> _What needs to be done_: Print the data exactly, leaving nothing out.

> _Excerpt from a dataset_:
........
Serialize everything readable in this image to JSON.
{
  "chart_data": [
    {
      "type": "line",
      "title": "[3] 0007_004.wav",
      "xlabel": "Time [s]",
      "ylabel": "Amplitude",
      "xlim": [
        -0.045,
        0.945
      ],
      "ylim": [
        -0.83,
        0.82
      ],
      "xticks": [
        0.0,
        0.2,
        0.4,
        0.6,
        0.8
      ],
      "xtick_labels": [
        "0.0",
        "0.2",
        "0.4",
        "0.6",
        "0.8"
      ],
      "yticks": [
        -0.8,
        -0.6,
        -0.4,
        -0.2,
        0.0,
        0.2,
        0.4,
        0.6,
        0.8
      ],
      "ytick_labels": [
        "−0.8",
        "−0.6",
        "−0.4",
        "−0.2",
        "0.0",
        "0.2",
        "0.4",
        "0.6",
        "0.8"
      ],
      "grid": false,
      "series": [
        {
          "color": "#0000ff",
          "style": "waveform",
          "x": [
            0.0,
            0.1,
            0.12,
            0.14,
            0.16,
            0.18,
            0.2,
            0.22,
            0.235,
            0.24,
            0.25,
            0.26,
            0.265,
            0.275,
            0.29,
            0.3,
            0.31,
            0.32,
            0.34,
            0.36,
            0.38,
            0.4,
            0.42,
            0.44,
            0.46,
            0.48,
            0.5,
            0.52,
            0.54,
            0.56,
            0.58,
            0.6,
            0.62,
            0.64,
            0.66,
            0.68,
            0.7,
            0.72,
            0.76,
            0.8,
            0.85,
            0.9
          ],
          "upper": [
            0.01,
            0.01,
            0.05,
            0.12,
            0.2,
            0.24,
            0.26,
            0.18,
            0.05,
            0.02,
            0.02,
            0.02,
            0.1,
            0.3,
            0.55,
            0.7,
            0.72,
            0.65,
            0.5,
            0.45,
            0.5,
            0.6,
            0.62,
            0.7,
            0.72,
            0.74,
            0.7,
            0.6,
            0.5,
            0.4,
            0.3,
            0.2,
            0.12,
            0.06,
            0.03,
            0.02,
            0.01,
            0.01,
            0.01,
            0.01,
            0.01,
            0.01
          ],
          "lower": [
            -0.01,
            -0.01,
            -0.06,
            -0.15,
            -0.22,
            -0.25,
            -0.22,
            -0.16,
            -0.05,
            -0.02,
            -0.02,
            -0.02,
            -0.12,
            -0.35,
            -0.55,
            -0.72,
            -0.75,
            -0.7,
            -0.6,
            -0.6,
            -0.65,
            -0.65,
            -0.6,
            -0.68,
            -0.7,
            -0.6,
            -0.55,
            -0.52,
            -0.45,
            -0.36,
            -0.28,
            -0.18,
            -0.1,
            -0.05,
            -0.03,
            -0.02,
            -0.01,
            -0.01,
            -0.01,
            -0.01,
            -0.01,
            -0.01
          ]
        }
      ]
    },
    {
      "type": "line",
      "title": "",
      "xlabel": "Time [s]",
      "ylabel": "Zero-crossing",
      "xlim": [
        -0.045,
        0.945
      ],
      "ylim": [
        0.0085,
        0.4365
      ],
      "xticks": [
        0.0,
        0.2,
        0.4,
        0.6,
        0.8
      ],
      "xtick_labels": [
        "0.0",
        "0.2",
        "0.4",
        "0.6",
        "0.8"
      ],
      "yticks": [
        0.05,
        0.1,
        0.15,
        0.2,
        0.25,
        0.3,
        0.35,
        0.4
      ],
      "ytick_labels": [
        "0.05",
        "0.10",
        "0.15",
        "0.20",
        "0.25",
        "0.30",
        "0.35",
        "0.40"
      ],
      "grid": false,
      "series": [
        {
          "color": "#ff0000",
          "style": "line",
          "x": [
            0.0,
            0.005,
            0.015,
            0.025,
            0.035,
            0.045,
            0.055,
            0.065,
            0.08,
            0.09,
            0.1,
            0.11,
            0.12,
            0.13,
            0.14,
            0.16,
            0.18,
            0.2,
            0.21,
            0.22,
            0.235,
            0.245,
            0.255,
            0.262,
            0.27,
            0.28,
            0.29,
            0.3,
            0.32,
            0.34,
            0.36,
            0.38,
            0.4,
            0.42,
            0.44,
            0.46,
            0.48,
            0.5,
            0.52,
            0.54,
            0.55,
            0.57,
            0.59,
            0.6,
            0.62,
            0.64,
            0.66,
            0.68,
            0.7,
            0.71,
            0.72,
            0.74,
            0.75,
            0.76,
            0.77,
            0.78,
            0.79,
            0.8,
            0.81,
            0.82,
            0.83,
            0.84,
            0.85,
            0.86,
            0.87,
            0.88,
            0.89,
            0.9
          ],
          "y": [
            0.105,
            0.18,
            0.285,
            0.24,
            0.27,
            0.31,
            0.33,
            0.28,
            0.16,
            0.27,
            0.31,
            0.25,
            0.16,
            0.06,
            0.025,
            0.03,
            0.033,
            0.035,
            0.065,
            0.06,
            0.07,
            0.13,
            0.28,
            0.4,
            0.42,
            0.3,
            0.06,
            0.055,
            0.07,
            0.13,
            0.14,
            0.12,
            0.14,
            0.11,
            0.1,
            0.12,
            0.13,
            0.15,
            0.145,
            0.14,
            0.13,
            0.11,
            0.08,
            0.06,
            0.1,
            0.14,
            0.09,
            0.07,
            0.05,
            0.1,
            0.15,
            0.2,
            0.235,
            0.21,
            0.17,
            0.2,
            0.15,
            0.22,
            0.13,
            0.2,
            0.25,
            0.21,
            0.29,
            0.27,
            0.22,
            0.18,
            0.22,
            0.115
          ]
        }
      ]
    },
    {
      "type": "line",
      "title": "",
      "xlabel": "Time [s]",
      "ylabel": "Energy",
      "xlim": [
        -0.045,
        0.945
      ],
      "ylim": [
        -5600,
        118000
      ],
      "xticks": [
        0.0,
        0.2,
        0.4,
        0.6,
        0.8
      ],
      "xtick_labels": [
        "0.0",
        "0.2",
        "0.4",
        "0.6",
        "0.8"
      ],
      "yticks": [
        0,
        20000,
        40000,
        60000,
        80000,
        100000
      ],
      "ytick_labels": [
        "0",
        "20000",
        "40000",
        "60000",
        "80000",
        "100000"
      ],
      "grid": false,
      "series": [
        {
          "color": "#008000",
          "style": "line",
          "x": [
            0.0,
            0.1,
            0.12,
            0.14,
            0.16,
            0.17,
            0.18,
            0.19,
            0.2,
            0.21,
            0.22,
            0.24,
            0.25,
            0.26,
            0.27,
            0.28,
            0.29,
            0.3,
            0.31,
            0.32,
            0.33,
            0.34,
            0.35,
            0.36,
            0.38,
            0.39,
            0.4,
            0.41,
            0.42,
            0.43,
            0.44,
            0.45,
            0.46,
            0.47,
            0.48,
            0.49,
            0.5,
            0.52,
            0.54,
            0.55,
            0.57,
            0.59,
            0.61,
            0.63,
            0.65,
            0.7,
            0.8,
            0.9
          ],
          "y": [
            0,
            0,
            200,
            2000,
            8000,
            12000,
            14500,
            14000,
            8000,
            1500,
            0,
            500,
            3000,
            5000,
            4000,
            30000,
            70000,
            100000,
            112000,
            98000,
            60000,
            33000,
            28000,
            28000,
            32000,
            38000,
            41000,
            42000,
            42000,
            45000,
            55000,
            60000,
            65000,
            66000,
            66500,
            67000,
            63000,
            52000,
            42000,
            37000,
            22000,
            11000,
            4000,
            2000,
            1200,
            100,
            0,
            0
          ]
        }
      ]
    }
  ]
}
........
> _Full solution_:
Serialize everything readable in this image to JSON.
{
  "chart_data": [
    {
      "type": "line",
      "title": "[3] 0007_004.wav",
      "xlabel": "Time [s]",
      "ylabel": "Amplitude",
      "xlim": [
        -0.045,
        0.945
      ],
      "ylim": [
        -0.83,
        0.82
      ],
      "xticks": [
        0.0,
        0.2,
        0.4,
        0.6,
        0.8
      ],
      "xtick_labels": [
        "0.0",
        "0.2",
        "0.4",
        "0.6",
        "0.8"
      ],
      "yticks": [
        -0.8,
        -0.6,
        -0.4,
        -0.2,
        0.0,
        0.2,
        0.4,
        0.6,
        0.8
      ],
      "ytick_labels": [
        "−0.8",
        "−0.6",
        "−0.4",
        "−0.2",
        "0.0",
        "0.2",
        "0.4",
        "0.6",
        "0.8"
      ],
      "grid": false,
      "series": [
        {
          "color": "#0000ff",
          "style": "waveform",
          "x": [
            0.0,
            0.1,
            0.12,
            0.14,
            0.16,
            0.18,
            0.2,
            0.22,
            0.235,
            0.24,
            0.25,
            0.26,
            0.265,
            0.275,
            0.29,
            0.3,
            0.31,
            0.32,
            0.34,
            0.36,
            0.38,
            0.4,
            0.42,
            0.44,
            0.46,
            0.48,
            0.5,
            0.52,
            0.54,
            0.56,
            0.58,
            0.6,
            0.62,
            0.64,
            0.66,
            0.68,
            0.7,
            0.72,
            0.76,
            0.8,
            0.85,
            0.9
          ],
          "upper": [
            0.01,
            0.01,
            0.05,
            0.12,
            0.2,
            0.24,
            0.26,
            0.18,
            0.05,
            0.02,
            0.02,
            0.02,
            0.1,
            0.3,
            0.55,
            0.7,
            0.72,
            0.65,
            0.5,
            0.45,
            0.5,
            0.6,
            0.62,
            0.7,
            0.72,
            0.74,
            0.7,
            0.6,
            0.5,
            0.4,
            0.3,
            0.2,
            0.12,
            0.06,
            0.03,
            0.02,
            0.01,
            0.01,
            0.01,
            0.01,
            0.01,
            0.01
          ],
          "lower": [
            -0.01,
            -0.01,
            -0.06,
            -0.15,
            -0.22,
            -0.25,
            -0.22,
            -0.16,
            -0.05,
            -0.02,
            -0.02,
            -0.02,
            -0.12,
            -0.35,
            -0.55,
            -0.72,
            -0.75,
            -0.7,
            -0.6,
            -0.6,
            -0.65,
            -0.65,
            -0.6,
            -0.68,
            -0.7,
            -0.6,
            -0.55,
            -0.52,
            -0.45,
            -0.36,
            -0.28,
            -0.18,
            -0.1,
            -0.05,
            -0.03,
            -0.02,
            -0.01,
            -0.01,
            -0.01,
            -0.01,
            -0.01,
            -0.01
          ]
        }
      ]
    },
    {
      "type": "line",
      "title": "",
      "xlabel": "Time [s]",
      "ylabel": "Zero-crossing",
      "xlim": [
        -0.045,
        0.945
      ],
      "ylim": [
        0.0085,
        0.4365
      ],
      "xticks": [
        0.0,
        0.2,
        0.4,
        0.6,
        0.8
      ],
      "xtick_labels": [
        "0.0",
        "0.2",
        "0.4",
        "0.6",
        "0.8"
      ],
      "yticks": [
        0.05,
        0.1,
        0.15,
        0.2,
        0.25,
        0.3,
        0.35,
        0.4
      ],
      "ytick_labels": [
        "0.05",
        "0.10",
        "0.15",
        "0.20",
        "0.25",
        "0.30",
        "0.35",
        "0.40"
      ],
      "grid": false,
      "series": [
        {
          "color": "#ff0000",
          "style": "line",
          "x": [
            0.0,
            0.005,
            0.015,
            0.025,
            0.035,
            0.045,
            0.055,
            0.065,
            0.08,
            0.09,
            0.1,
            0.11,
            0.12,
            0.13,
            0.14,
            0.16,
            0.18,
            0.2,
            0.21,
            0.22,
            0.235,
            0.245,
            0.255,
            0.262,
            0.27,
            0.28,
            0.29,
            0.3,
            0.32,
            0.34,
            0.36,
            0.38,
            0.4,
            0.42,
            0.44,
            0.46,
            0.48,
            0.5,
            0.52,
            0.54,
            0.55,
            0.57,
            0.59,
            0.6,
            0.62,
            0.64,
            0.66,
            0.68,
            0.7,
            0.71,
            0.72,
            0.74,
            0.75,
            0.76,
            0.77,
            0.78,
            0.79,
            0.8,
            0.81,
            0.82,
            0.83,
            0.84,
            0.85,
            0.86,
            0.87,
            0.88,
            0.89,
            0.9
          ],
          "y": [
            0.105,
            0.18,
            0.285,
            0.24,
            0.27,
            0.31,
            0.33,
            0.28,
            0.16,
            0.27,
            0.31,
            0.25,
            0.16,
            0.06,
            0.025,
            0.03,
            0.033,
            0.035,
            0.065,
            0.06,
            0.07,
            0.13,
            0.28,
            0.4,
            0.42,
            0.3,
            0.06,
            0.055,
            0.07,
            0.13,
            0.14,
            0.12,
            0.14,
            0.11,
            0.1,
            0.12,
            0.13,
            0.15,
            0.145,
            0.14,
            0.13,
            0.11,
            0.08,
            0.06,
            0.1,
            0.14,
            0.09,
            0.07,
            0.05,
            0.1,
            0.15,
            0.2,
            0.235,
            0.21,
            0.17,
            0.2,
            0.15,
            0.22,
            0.13,
            0.2,
            0.25,
            0.21,
            0.29,
            0.27,
            0.22,
            0.18,
            0.22,
            0.115
          ]
        }
      ]
    },
    {
      "type": "line",
      "title": "",
      "xlabel": "Time [s]",
      "ylabel": "Energy",
      "xlim": [
        -0.045,
        0.945
      ],
      "ylim": [
        -5600,
        118000
      ],
      "xticks": [
        0.0,
        0.2,
        0.4,
        0.6,
        0.8
      ],
      "xtick_labels": [
        "0.0",
        "0.2",
        "0.4",
        "0.6",
        "0.8"
      ],
      "yticks": [
        0,
        20000,
        40000,
        60000,
        80000,
        100000
      ],
      "ytick_labels": [
        "0",
        "20000",
        "40000",
        "60000",
        "80000",
        "100000"
      ],
      "grid": false,
      "series": [
        {
          "color": "#008000",
          "style": "line",
          "x": [
            0.0,
            0.1,
            0.12,
            0.14,
            0.16,
            0.17,
            0.18,
            0.19,
            0.2,
            0.21,
            0.22,
            0.24,
            0.25,
            0.26,
            0.27,
            0.28,
            0.29,
            0.3,
            0.31,
            0.32,
            0.33,
            0.34,
            0.35,
            0.36,
            0.38,
            0.39,
            0.4,
            0.41,
            0.42,
            0.43,
            0.44,
            0.45,
            0.46,
            0.47,
            0.48,
            0.49,
            0.5,
            0.52,
            0.54,
            0.55,
            0.57,
            0.59,
            0.61,
            0.63,
            0.65,
            0.7,
            0.8,
            0.9
          ],
          "y": [
            0,
            0,
            200,
            2000,
            8000,
            12000,
            14500,
            14000,
            8000,
            1500,
            0,
            500,
            3000,
            5000,
            4000,
            30000,
            70000,
            100000,
            112000,
            98000,
            60000,
            33000,
            28000,
            28000,
            32000,
            38000,
            41000,
            42000,
            42000,
            45000,
            55000,
            60000,
            65000,
            66000,
            66500,
            67000,
            63000,
            52000,
            42000,
            37000,
            22000,
            11000,
            4000,
            2000,
            1200,
            100,
            0,
            0
          ]
        }
      ]
    }
  ]
}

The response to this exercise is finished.